TASK OBJECTIVE: Take the data that follows and retype it word for word.

** Start **

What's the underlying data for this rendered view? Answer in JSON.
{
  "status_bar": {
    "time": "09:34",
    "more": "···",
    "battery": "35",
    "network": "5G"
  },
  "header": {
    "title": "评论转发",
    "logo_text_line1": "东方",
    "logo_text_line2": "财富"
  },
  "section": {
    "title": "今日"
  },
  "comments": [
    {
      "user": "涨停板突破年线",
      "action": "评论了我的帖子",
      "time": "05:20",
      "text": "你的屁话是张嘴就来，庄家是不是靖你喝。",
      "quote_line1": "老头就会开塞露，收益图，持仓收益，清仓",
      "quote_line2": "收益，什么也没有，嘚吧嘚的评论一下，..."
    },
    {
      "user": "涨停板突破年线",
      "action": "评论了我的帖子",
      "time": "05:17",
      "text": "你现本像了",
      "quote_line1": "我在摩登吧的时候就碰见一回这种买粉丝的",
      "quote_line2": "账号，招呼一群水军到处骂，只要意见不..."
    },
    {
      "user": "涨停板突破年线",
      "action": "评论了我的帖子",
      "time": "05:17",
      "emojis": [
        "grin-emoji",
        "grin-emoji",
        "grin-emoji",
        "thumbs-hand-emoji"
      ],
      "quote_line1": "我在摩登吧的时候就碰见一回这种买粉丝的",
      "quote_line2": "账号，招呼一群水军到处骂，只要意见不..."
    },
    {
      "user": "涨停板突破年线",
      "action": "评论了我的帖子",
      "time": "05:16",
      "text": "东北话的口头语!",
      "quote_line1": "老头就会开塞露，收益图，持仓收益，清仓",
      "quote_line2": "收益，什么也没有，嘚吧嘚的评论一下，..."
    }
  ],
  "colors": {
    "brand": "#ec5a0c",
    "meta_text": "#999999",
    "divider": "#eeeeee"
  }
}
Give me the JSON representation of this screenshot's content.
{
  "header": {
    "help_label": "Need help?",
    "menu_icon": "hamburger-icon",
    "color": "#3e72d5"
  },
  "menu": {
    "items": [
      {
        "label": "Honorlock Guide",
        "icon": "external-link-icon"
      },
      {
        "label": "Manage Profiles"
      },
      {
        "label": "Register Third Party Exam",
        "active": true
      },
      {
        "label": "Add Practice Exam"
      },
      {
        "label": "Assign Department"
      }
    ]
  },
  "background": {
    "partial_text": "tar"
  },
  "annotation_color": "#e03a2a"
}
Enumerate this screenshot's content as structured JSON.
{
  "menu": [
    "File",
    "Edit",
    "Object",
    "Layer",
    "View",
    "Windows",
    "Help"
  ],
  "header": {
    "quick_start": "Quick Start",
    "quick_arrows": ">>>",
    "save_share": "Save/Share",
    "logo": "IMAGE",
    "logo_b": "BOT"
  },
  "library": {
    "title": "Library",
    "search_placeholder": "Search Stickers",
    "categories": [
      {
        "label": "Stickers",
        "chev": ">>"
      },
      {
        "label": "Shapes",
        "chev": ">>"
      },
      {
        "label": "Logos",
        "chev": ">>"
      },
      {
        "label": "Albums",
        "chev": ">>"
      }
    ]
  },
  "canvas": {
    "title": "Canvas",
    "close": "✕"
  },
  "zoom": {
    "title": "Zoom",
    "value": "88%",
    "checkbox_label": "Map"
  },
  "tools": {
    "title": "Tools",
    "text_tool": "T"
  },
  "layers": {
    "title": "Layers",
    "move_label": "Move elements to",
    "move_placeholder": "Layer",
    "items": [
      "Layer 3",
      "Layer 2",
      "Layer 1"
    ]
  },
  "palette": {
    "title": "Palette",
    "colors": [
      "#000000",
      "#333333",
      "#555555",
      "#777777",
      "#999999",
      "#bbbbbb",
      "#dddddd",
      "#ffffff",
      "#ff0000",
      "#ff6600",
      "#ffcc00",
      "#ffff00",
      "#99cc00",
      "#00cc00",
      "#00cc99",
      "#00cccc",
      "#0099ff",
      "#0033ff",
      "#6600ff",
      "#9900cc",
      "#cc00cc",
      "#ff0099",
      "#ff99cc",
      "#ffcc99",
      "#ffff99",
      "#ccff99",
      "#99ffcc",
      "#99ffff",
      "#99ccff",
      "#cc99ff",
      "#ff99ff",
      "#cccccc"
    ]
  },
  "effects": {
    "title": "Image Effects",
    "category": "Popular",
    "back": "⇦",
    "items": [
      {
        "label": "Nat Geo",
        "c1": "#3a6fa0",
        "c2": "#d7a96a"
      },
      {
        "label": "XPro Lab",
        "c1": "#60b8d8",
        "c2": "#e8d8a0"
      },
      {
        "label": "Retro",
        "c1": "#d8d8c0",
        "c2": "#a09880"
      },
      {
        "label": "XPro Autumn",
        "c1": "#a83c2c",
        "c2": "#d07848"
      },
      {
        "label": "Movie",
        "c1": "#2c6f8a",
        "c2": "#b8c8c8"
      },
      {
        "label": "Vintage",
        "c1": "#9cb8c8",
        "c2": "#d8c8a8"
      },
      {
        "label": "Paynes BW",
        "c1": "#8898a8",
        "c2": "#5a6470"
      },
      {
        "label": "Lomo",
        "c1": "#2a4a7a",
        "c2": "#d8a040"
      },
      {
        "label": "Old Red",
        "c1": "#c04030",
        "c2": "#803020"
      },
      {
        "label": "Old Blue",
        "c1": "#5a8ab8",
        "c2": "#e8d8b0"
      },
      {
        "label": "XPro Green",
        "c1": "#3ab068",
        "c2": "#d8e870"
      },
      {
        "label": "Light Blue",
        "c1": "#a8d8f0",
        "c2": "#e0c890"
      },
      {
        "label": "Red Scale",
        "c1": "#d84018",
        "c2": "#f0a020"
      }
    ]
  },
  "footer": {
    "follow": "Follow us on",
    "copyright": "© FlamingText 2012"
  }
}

** End **

PROBLEM SOLUTION:
What's the underlying data for this rendered view? Answer in JSON.
{
  "status_bar": {
    "time": "09:34",
    "more": "···",
    "battery": "35",
    "network": "5G"
  },
  "header": {
    "title": "评论转发",
    "logo_text_line1": "东方",
    "logo_text_line2": "财富"
  },
  "section": {
    "title": "今日"
  },
  "comments": [
    {
      "user": "涨停板突破年线",
      "action": "评论了我的帖子",
      "time": "05:20",
      "text": "你的屁话是张嘴就来，庄家是不是靖你喝。",
      "quote_line1": "老头就会开塞露，收益图，持仓收益，清仓",
      "quote_line2": "收益，什么也没有，嘚吧嘚的评论一下，..."
    },
    {
      "user": "涨停板突破年线",
      "action": "评论了我的帖子",
      "time": "05:17",
      "text": "你现本像了",
      "quote_line1": "我在摩登吧的时候就碰见一回这种买粉丝的",
      "quote_line2": "账号，招呼一群水军到处骂，只要意见不..."
    },
    {
      "user": "涨停板突破年线",
      "action": "评论了我的帖子",
      "time": "05:17",
      "emojis": [
        "grin-emoji",
        "grin-emoji",
        "grin-emoji",
        "thumbs-hand-emoji"
      ],
      "quote_line1": "我在摩登吧的时候就碰见一回这种买粉丝的",
      "quote_line2": "账号，招呼一群水军到处骂，只要意见不..."
    },
    {
      "user": "涨停板突破年线",
      "action": "评论了我的帖子",
      "time": "05:16",
      "text": "东北话的口头语!",
      "quote_line1": "老头就会开塞露，收益图，持仓收益，清仓",
      "quote_line2": "收益，什么也没有，嘚吧嘚的评论一下，..."
    }
  ],
  "colors": {
    "brand": "#ec5a0c",
    "meta_text": "#999999",
    "divider": "#eeeeee"
  }
}
Give me the JSON representation of this screenshot's content.
{
  "header": {
    "help_label": "Need help?",
    "menu_icon": "hamburger-icon",
    "color": "#3e72d5"
  },
  "menu": {
    "items": [
      {
        "label": "Honorlock Guide",
        "icon": "external-link-icon"
      },
      {
        "label": "Manage Profiles"
      },
      {
        "label": "Register Third Party Exam",
        "active": true
      },
      {
        "label": "Add Practice Exam"
      },
      {
        "label": "Assign Department"
      }
    ]
  },
  "background": {
    "partial_text": "tar"
  },
  "annotation_color": "#e03a2a"
}
Enumerate this screenshot's content as structured JSON.
{
  "menu": [
    "File",
    "Edit",
    "Object",
    "Layer",
    "View",
    "Windows",
    "Help"
  ],
  "header": {
    "quick_start": "Quick Start",
    "quick_arrows": ">>>",
    "save_share": "Save/Share",
    "logo": "IMAGE",
    "logo_b": "BOT"
  },
  "library": {
    "title": "Library",
    "search_placeholder": "Search Stickers",
    "categories": [
      {
        "label": "Stickers",
        "chev": ">>"
      },
      {
        "label": "Shapes",
        "chev": ">>"
      },
      {
        "label": "Logos",
        "chev": ">>"
      },
      {
        "label": "Albums",
        "chev": ">>"
      }
    ]
  },
  "canvas": {
    "title": "Canvas",
    "close": "✕"
  },
  "zoom": {
    "title": "Zoom",
    "value": "88%",
    "checkbox_label": "Map"
  },
  "tools": {
    "title": "Tools",
    "text_tool": "T"
  },
  "layers": {
    "title": "Layers",
    "move_label": "Move elements to",
    "move_placeholder": "Layer",
    "items": [
      "Layer 3",
      "Layer 2",
      "Layer 1"
    ]
  },
  "palette": {
    "title": "Palette",
    "colors": [
      "#000000",
      "#333333",
      "#555555",
      "#777777",
      "#999999",
      "#bbbbbb",
      "#dddddd",
      "#ffffff",
      "#ff0000",
      "#ff6600",
      "#ffcc00",
      "#ffff00",
      "#99cc00",
      "#00cc00",
      "#00cc99",
      "#00cccc",
      "#0099ff",
      "#0033ff",
      "#6600ff",
      "#9900cc",
      "#cc00cc",
      "#ff0099",
      "#ff99cc",
      "#ffcc99",
      "#ffff99",
      "#ccff99",
      "#99ffcc",
      "#99ffff",
      "#99ccff",
      "#cc99ff",
      "#ff99ff",
      "#cccccc"
    ]
  },
  "effects": {
    "title": "Image Effects",
    "category": "Popular",
    "back": "⇦",
    "items": [
      {
        "label": "Nat Geo",
        "c1": "#3a6fa0",
        "c2": "#d7a96a"
      },
      {
        "label": "XPro Lab",
        "c1": "#60b8d8",
        "c2": "#e8d8a0"
      },
      {
        "label": "Retro",
        "c1": "#d8d8c0",
        "c2": "#a09880"
      },
      {
        "label": "XPro Autumn",
        "c1": "#a83c2c",
        "c2": "#d07848"
      },
      {
        "label": "Movie",
        "c1": "#2c6f8a",
        "c2": "#b8c8c8"
      },
      {
        "label": "Vintage",
        "c1": "#9cb8c8",
        "c2": "#d8c8a8"
      },
      {
        "label": "Paynes BW",
        "c1": "#8898a8",
        "c2": "#5a6470"
      },
      {
        "label": "Lomo",
        "c1": "#2a4a7a",
        "c2": "#d8a040"
      },
      {
        "label": "Old Red",
        "c1": "#c04030",
        "c2": "#803020"
      },
      {
        "label": "Old Blue",
        "c1": "#5a8ab8",
        "c2": "#e8d8b0"
      },
      {
        "label": "XPro Green",
        "c1": "#3ab068",
        "c2": "#d8e870"
      },
      {
        "label": "Light Blue",
        "c1": "#a8d8f0",
        "c2": "#e0c890"
      },
      {
        "label": "Red Scale",
        "c1": "#d84018",
        "c2": "#f0a020"
      }
    ]
  },
  "footer": {
    "follow": "Follow us on",
    "copyright": "© FlamingText 2012"
  }
}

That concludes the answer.